**Entries shown:**
-- -- --
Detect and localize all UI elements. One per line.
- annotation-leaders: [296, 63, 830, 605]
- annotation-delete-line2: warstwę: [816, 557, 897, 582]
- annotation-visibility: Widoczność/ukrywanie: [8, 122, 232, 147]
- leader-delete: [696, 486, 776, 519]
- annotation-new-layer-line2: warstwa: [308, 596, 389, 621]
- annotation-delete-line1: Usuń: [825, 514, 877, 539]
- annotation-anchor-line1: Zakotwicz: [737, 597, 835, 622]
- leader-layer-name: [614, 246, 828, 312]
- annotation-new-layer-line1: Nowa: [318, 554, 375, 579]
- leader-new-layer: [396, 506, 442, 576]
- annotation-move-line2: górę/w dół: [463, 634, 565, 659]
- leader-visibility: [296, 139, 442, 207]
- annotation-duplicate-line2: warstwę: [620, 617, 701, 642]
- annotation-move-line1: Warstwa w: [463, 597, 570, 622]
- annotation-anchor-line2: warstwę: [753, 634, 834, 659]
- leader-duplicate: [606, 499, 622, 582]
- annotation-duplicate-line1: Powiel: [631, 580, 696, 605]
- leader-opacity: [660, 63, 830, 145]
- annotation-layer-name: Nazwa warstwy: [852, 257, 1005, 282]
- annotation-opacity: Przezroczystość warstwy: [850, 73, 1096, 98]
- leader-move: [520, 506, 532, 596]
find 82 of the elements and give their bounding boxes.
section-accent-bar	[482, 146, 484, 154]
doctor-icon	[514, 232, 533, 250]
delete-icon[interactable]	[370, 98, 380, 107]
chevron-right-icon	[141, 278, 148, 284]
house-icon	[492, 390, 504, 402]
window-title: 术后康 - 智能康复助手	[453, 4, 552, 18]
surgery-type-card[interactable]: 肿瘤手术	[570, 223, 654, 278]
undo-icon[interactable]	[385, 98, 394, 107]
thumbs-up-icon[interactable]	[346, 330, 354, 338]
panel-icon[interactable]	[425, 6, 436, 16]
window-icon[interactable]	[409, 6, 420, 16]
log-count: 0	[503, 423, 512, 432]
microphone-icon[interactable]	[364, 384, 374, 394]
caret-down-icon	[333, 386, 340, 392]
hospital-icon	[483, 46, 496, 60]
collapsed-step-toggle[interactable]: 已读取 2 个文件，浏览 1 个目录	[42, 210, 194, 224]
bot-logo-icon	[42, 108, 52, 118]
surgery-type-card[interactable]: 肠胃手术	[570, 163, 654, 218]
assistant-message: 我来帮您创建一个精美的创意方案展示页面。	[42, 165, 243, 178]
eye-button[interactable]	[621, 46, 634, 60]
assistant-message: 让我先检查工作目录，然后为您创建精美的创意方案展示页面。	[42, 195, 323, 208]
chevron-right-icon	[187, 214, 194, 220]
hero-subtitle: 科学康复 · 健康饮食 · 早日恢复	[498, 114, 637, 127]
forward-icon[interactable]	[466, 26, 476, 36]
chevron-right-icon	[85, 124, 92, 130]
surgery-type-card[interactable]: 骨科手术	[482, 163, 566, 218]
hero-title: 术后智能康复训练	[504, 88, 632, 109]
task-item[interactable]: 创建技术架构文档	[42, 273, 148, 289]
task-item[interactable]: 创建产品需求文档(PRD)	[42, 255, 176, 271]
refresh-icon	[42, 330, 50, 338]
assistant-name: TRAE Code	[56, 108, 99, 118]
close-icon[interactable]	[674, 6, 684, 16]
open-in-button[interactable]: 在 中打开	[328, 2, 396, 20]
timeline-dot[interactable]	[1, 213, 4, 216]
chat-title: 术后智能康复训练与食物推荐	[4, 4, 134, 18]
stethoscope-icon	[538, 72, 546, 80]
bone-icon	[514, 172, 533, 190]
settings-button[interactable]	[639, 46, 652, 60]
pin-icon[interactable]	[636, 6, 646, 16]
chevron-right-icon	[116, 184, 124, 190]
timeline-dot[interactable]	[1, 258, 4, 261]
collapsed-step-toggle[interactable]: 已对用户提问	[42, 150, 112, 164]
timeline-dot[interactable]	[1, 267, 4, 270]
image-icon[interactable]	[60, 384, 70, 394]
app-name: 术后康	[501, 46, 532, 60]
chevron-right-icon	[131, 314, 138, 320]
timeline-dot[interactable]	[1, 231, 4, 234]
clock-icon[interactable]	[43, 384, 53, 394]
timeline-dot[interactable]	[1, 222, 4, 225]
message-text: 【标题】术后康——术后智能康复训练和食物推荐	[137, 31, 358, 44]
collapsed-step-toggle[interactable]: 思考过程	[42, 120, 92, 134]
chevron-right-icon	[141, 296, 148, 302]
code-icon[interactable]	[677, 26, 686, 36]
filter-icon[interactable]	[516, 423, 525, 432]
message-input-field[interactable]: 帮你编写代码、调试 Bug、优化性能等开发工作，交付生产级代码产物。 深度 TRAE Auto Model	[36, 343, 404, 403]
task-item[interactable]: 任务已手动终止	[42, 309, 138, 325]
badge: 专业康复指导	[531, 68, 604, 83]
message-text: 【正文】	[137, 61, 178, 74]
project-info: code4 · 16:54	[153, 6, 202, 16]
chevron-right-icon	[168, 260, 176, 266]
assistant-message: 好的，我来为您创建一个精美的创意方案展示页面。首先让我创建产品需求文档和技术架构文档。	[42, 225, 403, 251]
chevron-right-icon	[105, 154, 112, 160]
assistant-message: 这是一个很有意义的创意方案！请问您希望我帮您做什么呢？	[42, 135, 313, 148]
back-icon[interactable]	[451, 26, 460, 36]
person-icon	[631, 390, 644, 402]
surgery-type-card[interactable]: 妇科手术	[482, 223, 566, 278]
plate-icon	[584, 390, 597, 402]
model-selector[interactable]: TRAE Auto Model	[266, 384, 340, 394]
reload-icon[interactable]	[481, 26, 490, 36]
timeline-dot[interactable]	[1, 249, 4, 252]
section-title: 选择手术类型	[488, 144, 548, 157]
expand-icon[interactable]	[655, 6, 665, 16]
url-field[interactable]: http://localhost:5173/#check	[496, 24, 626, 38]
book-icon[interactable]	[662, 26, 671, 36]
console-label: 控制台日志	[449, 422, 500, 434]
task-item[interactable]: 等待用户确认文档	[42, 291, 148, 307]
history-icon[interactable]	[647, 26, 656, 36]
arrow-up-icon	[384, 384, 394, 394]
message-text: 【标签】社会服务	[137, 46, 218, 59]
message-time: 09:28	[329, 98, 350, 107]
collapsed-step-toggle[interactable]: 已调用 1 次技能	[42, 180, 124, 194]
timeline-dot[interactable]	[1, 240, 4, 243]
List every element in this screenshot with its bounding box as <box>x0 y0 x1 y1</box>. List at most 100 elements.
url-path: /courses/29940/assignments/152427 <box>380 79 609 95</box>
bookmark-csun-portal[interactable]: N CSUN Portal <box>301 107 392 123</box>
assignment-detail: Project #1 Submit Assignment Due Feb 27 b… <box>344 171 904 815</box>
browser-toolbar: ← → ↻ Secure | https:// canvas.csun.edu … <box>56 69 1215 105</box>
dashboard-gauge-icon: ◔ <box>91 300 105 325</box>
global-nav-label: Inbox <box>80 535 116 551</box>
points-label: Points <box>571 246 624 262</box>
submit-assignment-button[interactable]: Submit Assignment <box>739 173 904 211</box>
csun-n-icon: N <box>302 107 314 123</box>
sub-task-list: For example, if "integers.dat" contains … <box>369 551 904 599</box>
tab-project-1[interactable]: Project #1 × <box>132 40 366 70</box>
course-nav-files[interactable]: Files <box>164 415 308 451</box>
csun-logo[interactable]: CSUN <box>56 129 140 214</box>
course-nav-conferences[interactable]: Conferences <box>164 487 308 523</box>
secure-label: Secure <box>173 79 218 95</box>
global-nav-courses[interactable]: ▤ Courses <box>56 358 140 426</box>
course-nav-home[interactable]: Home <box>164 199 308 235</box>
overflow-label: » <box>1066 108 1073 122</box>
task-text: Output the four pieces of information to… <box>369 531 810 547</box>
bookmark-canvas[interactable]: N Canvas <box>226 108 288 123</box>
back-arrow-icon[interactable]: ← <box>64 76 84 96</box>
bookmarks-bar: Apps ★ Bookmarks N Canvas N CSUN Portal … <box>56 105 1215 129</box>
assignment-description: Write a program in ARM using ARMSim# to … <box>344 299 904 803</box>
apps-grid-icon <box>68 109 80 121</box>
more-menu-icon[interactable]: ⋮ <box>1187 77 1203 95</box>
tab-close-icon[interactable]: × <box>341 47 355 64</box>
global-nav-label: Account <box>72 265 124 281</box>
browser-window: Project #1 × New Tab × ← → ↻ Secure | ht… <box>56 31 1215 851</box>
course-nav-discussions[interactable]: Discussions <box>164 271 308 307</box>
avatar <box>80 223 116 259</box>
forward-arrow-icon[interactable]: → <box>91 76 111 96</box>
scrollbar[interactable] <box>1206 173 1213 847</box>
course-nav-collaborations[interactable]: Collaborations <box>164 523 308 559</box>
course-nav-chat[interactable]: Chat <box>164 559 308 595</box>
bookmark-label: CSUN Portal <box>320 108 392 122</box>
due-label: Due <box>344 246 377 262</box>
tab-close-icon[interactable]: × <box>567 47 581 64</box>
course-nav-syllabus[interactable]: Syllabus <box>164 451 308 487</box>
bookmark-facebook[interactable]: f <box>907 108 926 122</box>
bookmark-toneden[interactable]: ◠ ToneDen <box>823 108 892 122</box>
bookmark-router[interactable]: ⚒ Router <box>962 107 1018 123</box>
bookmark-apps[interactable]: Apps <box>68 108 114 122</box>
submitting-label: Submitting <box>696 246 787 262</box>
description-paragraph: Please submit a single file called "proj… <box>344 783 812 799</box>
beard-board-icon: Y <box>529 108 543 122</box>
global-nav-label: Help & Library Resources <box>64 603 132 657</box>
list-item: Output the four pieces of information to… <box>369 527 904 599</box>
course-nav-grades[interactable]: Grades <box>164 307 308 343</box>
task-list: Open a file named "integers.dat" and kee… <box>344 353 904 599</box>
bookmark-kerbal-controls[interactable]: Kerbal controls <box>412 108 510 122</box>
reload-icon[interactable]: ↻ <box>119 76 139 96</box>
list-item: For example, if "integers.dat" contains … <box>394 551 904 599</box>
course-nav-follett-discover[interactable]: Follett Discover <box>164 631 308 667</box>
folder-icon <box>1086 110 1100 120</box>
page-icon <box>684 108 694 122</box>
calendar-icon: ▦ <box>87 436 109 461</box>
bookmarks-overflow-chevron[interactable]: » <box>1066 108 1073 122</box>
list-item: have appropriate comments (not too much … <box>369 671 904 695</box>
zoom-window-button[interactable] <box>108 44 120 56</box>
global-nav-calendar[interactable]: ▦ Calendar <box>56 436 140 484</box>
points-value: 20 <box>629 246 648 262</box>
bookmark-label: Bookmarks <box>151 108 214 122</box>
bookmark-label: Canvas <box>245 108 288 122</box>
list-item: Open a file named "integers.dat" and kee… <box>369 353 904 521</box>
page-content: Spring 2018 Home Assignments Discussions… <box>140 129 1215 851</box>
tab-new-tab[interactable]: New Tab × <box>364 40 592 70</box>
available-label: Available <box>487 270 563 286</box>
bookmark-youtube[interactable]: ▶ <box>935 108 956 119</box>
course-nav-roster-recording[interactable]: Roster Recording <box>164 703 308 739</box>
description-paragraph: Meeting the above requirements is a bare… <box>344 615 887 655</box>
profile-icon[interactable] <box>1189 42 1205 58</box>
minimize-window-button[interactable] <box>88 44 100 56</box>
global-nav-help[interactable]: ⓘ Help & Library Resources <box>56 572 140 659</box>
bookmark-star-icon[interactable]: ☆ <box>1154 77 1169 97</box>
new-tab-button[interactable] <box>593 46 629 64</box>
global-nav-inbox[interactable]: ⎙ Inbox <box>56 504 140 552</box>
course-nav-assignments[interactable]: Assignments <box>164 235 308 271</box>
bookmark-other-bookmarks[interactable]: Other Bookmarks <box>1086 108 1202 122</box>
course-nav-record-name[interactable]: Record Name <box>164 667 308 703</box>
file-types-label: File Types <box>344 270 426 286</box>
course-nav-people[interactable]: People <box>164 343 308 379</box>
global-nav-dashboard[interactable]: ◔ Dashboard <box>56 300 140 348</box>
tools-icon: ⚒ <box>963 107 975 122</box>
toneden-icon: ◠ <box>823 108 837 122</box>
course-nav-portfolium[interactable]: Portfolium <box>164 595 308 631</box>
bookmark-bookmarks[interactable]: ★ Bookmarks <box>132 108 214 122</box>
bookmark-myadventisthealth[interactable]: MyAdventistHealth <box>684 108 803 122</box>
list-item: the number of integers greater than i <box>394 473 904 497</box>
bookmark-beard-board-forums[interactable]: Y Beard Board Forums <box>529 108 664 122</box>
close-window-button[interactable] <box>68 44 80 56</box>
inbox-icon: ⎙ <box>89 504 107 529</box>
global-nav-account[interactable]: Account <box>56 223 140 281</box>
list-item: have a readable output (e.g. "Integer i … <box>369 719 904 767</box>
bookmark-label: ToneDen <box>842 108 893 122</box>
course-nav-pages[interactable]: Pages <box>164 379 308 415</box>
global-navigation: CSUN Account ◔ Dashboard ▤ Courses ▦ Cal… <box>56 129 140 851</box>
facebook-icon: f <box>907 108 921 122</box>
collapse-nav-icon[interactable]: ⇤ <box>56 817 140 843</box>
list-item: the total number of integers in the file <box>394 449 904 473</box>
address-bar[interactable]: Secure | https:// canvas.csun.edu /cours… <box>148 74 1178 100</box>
-- -- --
**Aim of the exercise:** Quote the records word for word, from their first line through the line containing "- annotation-layer-name: Nazwa", with both of those lines included.

**Task output:**
Detect and localize all UI elements. One per line.
- annotation-leaders: [296, 63, 830, 605]
- annotation-delete-line2: warstwę: [816, 557, 897, 582]
- annotation-visibility: Widoczność/ukrywanie: [8, 122, 232, 147]
- leader-delete: [696, 486, 776, 519]
- annotation-new-layer-line2: warstwa: [308, 596, 389, 621]
- annotation-delete-line1: Usuń: [825, 514, 877, 539]
- annotation-anchor-line1: Zakotwicz: [737, 597, 835, 622]
- leader-layer-name: [614, 246, 828, 312]
- annotation-new-layer-line1: Nowa: [318, 554, 375, 579]
- leader-new-layer: [396, 506, 442, 576]
- annotation-move-line2: górę/w dół: [463, 634, 565, 659]
- leader-visibility: [296, 139, 442, 207]
- annotation-duplicate-line2: warstwę: [620, 617, 701, 642]
- annotation-move-line1: Warstwa w: [463, 597, 570, 622]
- annotation-anchor-line2: warstwę: [753, 634, 834, 659]
- leader-duplicate: [606, 499, 622, 582]
- annotation-duplicate-line1: Powiel: [631, 580, 696, 605]
- leader-opacity: [660, 63, 830, 145]
- annotation-layer-name: Nazwa warstwy: [852, 257, 1005, 282]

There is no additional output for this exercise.